Exercise:
Extract every line of the material that holds the string "text".

# Input start

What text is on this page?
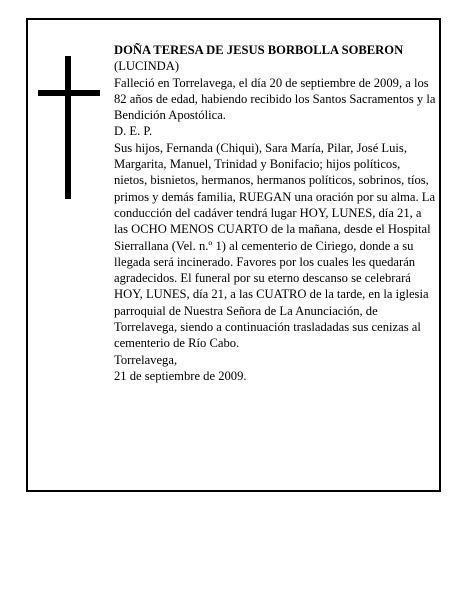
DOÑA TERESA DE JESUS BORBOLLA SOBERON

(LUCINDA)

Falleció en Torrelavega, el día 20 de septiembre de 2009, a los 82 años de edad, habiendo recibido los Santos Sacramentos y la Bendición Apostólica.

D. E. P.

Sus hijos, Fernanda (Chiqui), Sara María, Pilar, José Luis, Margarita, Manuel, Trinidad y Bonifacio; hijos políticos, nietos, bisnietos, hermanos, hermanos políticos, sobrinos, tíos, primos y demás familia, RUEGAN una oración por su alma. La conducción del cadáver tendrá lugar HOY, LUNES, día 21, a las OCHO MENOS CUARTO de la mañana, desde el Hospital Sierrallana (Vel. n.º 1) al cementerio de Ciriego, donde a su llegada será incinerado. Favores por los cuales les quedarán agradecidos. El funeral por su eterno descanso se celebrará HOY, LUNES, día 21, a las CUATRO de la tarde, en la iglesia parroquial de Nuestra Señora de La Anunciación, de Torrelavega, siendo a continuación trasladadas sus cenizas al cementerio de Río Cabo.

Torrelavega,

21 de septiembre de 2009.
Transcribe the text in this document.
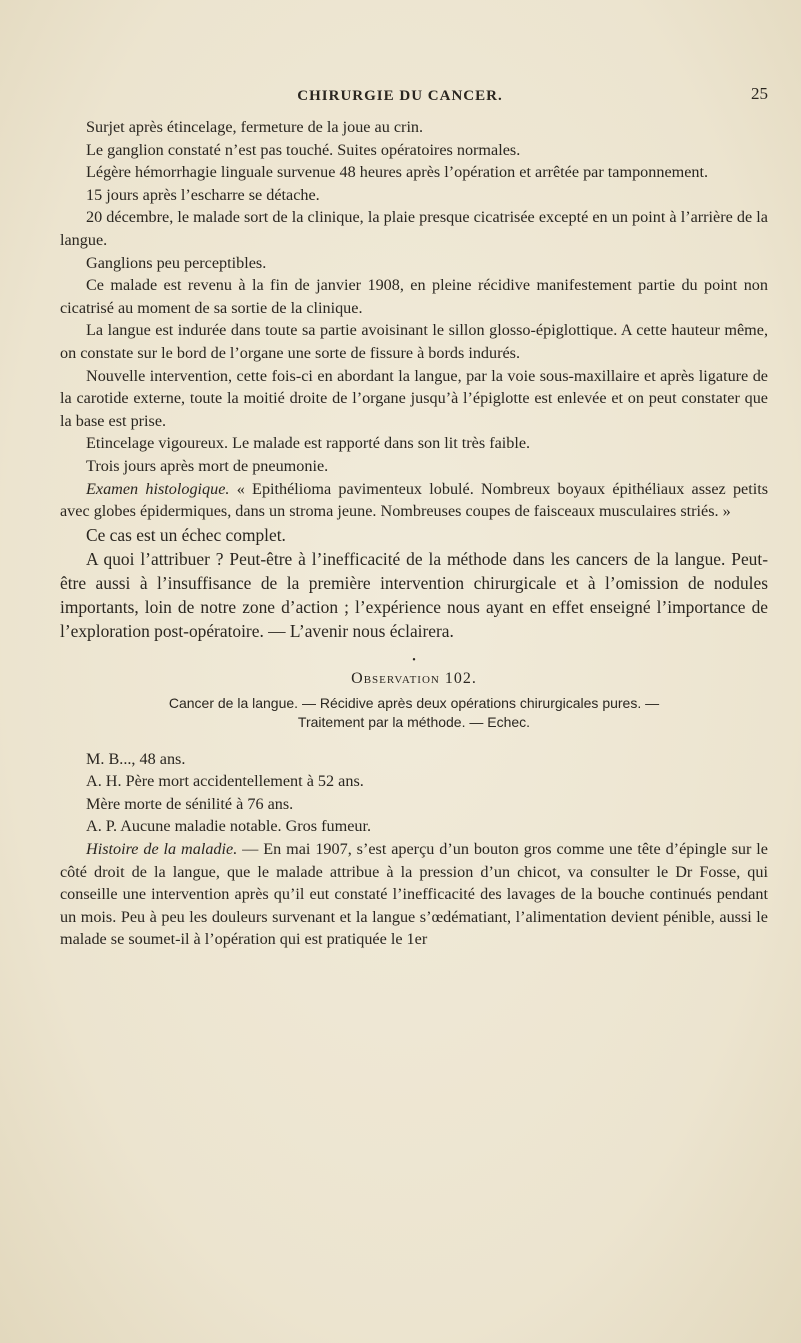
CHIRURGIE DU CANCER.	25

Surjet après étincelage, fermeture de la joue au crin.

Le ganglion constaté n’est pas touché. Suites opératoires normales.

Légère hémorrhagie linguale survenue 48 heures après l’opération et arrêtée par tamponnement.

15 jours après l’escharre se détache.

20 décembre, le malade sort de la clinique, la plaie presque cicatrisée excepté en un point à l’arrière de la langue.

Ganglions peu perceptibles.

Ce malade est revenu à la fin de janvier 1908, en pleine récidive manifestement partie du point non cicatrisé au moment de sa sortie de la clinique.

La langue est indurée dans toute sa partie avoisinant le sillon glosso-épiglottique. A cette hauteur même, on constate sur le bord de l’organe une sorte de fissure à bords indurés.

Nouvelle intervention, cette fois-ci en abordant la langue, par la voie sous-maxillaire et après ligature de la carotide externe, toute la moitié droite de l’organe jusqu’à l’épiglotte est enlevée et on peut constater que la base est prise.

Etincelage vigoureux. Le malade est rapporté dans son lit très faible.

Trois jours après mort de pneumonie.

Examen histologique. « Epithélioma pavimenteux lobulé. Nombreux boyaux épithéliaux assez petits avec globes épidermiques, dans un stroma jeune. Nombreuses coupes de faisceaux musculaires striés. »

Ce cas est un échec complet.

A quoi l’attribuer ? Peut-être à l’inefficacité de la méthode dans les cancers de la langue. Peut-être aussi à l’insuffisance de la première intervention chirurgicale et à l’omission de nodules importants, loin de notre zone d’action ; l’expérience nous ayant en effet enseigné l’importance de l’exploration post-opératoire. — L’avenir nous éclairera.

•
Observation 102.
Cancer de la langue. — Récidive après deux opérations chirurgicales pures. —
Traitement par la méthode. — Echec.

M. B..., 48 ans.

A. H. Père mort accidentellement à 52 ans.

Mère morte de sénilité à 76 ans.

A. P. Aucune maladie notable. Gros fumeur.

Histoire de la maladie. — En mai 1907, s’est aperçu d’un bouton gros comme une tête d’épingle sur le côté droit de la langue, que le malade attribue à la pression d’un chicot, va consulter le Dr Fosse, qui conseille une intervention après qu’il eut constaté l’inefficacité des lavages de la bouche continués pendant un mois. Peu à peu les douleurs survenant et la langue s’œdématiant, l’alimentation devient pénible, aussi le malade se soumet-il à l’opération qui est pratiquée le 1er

# Input end

Answer to the exercise:
What text is on this page?
Transcribe the text in this document.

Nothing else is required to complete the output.